**What you need to do**
Reproduce verbatim the final portion of the material below, from the line containing "OCR this image." through its last line, and nothing else.

Entries taken from a collection
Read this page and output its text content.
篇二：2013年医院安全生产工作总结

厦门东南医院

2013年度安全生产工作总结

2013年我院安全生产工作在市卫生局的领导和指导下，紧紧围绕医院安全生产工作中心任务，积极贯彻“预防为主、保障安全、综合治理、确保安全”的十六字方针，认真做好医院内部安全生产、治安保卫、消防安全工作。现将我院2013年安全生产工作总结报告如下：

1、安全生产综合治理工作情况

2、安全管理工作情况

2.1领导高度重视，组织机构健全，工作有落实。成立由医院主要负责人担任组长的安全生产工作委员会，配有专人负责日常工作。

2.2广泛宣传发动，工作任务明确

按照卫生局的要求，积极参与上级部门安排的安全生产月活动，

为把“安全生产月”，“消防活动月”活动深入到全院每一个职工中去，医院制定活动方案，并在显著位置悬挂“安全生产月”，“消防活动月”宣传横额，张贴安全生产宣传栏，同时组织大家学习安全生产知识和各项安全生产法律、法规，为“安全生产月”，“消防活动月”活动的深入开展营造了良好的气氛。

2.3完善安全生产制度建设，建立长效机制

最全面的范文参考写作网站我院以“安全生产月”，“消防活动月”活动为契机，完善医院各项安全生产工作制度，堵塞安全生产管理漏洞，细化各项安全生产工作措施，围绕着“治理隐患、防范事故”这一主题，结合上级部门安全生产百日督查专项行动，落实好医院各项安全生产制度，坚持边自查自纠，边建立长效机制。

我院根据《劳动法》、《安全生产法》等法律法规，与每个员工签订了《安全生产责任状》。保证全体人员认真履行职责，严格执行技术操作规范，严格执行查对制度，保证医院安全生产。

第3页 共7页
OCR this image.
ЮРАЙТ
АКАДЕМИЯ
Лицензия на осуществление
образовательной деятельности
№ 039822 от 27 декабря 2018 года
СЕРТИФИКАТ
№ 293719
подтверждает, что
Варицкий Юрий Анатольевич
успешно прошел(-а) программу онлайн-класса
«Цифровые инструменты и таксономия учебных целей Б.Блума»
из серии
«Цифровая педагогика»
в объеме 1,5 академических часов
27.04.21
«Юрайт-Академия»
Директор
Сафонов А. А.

**Task output**
OCR this image.
ЮРАЙТ
АКАДЕМИЯ
Лицензия на осуществление
образовательной деятельности
№ 039822 от 27 декабря 2018 года
СЕРТИФИКАТ
№ 293719
подтверждает, что
Варицкий Юрий Анатольевич
успешно прошел(-а) программу онлайн-класса
«Цифровые инструменты и таксономия учебных целей Б.Блума»
из серии
«Цифровая педагогика»
в объеме 1,5 академических часов
27.04.21
«Юрайт-Академия»
Директор
Сафонов А. А.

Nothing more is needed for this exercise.